SHORT EXERCISE
Count how many lines of the data include "date". The answer is that number and nothing else.

+++ DATA LISTING

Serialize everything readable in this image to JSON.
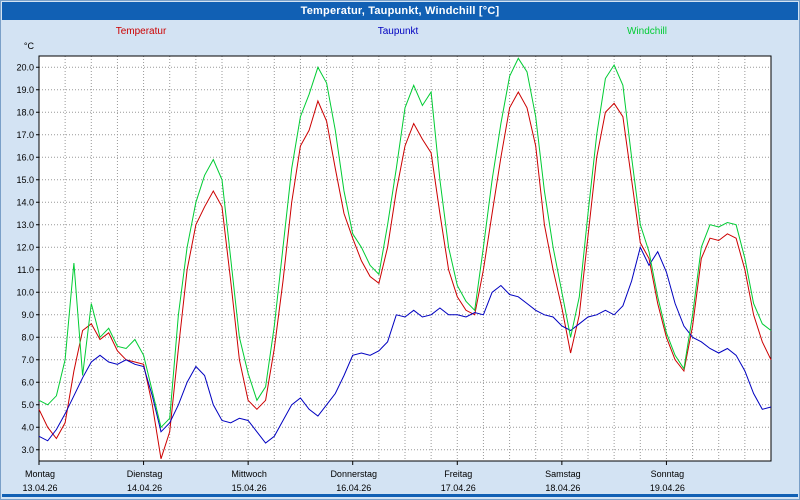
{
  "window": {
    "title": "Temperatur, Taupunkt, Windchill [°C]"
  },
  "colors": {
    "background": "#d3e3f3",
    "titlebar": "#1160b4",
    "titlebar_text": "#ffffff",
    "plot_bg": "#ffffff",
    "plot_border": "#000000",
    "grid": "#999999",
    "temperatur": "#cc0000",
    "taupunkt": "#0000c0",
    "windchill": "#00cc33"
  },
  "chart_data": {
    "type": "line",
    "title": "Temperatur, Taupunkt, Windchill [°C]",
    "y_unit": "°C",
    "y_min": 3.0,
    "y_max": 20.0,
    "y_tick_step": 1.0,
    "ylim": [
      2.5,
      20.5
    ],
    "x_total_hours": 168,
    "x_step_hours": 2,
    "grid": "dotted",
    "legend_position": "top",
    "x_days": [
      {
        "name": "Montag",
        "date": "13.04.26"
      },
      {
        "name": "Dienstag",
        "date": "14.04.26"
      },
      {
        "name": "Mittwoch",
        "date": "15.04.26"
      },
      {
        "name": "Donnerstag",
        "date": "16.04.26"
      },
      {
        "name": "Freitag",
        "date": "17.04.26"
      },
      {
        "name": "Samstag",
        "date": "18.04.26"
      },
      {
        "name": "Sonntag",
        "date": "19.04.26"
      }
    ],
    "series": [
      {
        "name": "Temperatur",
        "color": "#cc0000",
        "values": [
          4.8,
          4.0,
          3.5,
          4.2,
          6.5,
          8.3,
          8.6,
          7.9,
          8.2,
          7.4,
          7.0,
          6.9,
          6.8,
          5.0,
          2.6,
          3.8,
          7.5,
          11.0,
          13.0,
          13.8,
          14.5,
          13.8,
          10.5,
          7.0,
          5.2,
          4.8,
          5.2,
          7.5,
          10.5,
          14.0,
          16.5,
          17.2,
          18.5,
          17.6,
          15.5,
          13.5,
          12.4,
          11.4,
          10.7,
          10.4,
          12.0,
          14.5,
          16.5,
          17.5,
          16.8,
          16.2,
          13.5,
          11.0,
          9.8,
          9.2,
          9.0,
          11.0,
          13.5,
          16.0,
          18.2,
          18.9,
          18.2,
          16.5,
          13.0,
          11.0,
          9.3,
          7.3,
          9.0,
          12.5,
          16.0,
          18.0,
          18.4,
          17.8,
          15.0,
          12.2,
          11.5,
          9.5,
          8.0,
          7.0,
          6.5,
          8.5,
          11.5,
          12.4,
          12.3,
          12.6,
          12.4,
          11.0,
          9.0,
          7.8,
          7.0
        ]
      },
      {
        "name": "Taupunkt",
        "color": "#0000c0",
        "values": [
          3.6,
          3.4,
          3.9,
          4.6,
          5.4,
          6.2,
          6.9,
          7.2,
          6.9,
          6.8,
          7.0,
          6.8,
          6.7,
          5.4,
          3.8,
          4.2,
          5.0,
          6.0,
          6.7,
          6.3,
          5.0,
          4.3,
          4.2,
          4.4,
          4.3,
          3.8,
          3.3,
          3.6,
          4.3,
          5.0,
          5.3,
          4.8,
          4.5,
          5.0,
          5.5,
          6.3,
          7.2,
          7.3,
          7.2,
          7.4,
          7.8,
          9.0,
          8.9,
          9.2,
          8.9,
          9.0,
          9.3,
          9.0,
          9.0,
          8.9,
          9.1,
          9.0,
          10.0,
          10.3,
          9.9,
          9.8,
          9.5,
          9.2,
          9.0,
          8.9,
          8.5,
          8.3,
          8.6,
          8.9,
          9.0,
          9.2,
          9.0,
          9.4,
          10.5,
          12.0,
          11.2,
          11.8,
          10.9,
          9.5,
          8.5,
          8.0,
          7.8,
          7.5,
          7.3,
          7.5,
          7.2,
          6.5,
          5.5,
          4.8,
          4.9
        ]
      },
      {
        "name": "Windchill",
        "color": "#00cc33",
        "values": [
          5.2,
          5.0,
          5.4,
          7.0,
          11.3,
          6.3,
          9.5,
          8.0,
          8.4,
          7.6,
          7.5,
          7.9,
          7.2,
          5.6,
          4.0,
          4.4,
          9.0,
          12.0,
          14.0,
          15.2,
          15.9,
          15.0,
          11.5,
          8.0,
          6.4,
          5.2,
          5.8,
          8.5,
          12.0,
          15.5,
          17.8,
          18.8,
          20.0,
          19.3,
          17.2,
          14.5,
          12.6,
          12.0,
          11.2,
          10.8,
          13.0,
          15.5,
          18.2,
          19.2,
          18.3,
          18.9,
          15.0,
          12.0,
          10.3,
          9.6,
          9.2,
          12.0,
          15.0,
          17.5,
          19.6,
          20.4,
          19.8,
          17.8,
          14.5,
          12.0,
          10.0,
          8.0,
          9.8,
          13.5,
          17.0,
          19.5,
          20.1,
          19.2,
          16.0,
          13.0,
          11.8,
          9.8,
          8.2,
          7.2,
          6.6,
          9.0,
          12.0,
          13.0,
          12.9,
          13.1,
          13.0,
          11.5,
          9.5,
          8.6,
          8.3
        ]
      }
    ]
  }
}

++++++
+++ DATA LISTING

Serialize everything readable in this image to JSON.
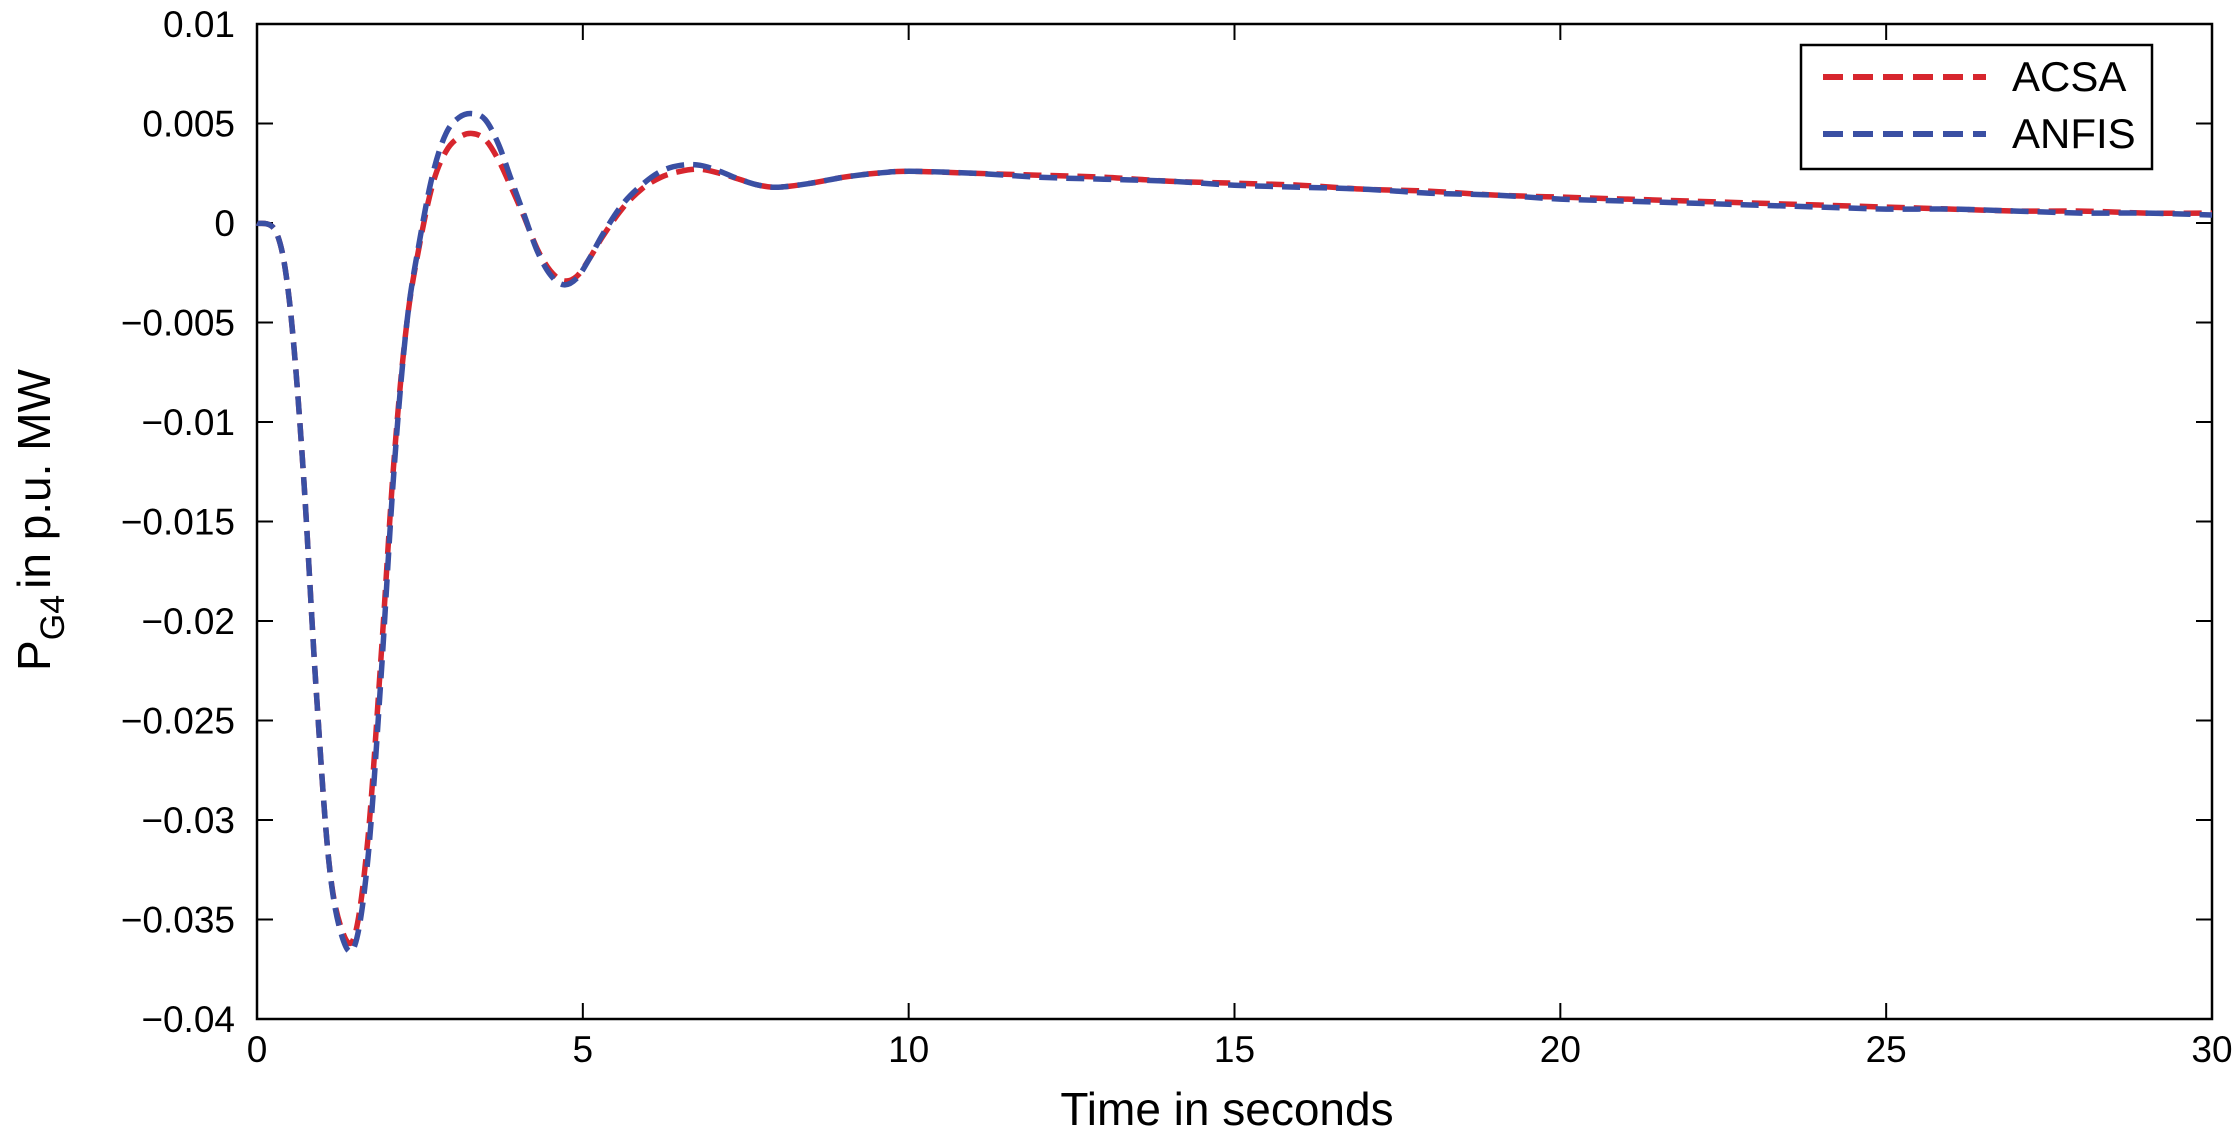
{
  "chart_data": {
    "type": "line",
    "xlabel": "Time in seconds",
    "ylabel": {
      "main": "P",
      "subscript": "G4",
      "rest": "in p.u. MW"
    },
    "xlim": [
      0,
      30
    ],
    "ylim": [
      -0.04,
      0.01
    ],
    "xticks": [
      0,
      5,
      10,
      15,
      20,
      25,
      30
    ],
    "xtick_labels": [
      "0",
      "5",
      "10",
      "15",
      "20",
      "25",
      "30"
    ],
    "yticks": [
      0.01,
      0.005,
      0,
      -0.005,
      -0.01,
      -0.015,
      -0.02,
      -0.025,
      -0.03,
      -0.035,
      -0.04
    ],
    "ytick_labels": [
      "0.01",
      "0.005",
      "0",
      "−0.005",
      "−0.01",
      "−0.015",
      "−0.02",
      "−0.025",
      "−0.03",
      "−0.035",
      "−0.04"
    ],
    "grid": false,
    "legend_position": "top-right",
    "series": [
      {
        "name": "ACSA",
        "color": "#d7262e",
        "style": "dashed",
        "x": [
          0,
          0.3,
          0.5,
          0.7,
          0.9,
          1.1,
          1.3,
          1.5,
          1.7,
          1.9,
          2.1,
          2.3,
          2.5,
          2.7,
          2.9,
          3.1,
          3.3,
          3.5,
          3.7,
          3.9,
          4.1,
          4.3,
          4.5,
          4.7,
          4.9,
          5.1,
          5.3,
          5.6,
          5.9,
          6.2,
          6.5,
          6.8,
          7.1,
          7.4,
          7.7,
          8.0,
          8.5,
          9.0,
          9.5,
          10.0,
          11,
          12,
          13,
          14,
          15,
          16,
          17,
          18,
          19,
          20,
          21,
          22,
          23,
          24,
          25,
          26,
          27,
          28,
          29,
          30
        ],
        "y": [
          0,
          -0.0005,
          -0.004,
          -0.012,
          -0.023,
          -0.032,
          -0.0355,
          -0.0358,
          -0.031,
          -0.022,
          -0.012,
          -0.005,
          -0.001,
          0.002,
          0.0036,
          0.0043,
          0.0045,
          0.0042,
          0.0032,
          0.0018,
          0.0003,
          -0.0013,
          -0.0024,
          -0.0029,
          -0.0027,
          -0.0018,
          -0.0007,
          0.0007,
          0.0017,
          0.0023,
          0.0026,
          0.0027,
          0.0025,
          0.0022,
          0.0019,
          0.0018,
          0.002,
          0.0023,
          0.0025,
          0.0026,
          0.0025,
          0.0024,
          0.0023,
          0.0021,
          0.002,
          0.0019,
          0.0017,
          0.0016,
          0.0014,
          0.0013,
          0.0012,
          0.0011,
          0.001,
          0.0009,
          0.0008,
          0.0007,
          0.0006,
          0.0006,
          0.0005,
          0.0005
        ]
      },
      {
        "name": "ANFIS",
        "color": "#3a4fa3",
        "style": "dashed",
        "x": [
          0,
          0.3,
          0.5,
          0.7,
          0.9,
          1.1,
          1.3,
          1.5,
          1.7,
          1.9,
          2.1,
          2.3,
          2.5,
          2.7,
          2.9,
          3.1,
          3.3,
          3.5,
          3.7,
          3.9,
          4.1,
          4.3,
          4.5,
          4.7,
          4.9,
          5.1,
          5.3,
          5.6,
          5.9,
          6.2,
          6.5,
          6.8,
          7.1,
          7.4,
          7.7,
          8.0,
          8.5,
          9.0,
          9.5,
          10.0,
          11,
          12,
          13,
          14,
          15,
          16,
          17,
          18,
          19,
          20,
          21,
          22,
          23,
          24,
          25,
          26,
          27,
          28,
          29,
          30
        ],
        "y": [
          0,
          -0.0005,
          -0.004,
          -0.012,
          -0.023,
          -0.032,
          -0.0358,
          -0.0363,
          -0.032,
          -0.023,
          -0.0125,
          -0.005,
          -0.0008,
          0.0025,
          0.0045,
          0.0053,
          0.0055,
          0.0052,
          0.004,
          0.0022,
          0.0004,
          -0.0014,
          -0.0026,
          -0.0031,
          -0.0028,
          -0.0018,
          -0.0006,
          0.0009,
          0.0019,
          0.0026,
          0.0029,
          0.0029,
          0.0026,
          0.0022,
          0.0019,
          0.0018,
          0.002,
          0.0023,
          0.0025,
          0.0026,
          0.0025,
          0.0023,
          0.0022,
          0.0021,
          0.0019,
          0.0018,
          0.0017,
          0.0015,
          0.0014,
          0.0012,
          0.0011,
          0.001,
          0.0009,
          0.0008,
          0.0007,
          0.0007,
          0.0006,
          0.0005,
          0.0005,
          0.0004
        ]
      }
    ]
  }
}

++++++
+++ DATA LISTING

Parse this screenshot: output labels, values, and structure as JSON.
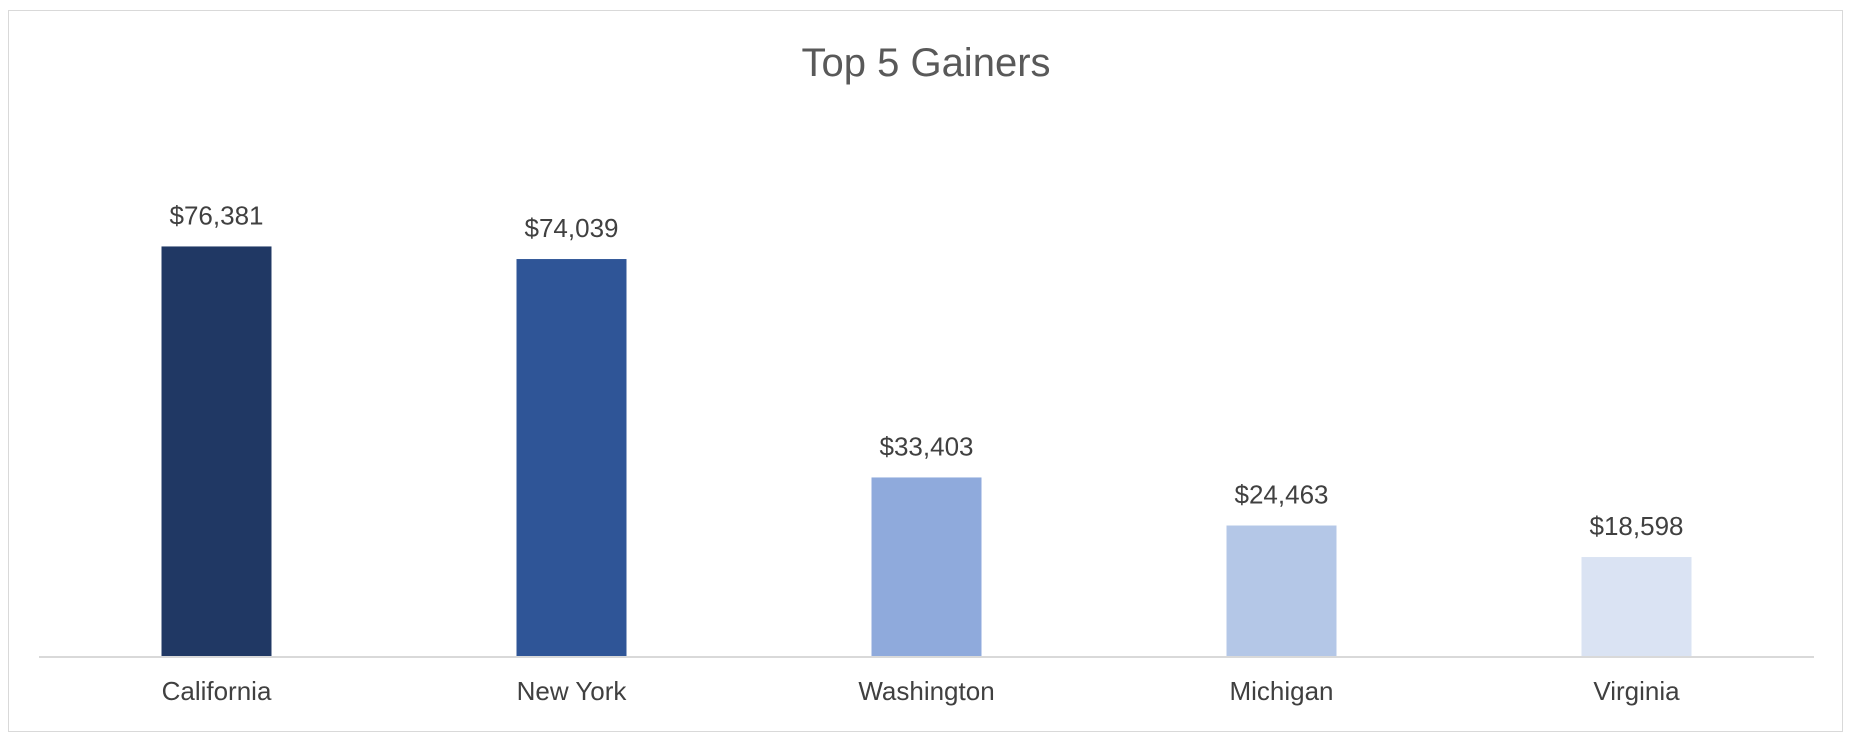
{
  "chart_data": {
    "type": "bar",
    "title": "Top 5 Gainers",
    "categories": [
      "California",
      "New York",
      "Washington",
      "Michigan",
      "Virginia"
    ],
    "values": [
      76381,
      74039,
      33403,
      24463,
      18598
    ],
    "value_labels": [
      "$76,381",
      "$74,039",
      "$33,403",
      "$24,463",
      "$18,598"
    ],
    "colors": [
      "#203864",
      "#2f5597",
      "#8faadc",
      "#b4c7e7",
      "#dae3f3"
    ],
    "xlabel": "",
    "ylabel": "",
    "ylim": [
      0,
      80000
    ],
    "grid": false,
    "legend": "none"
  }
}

++++++

EXERCISE RESULT
7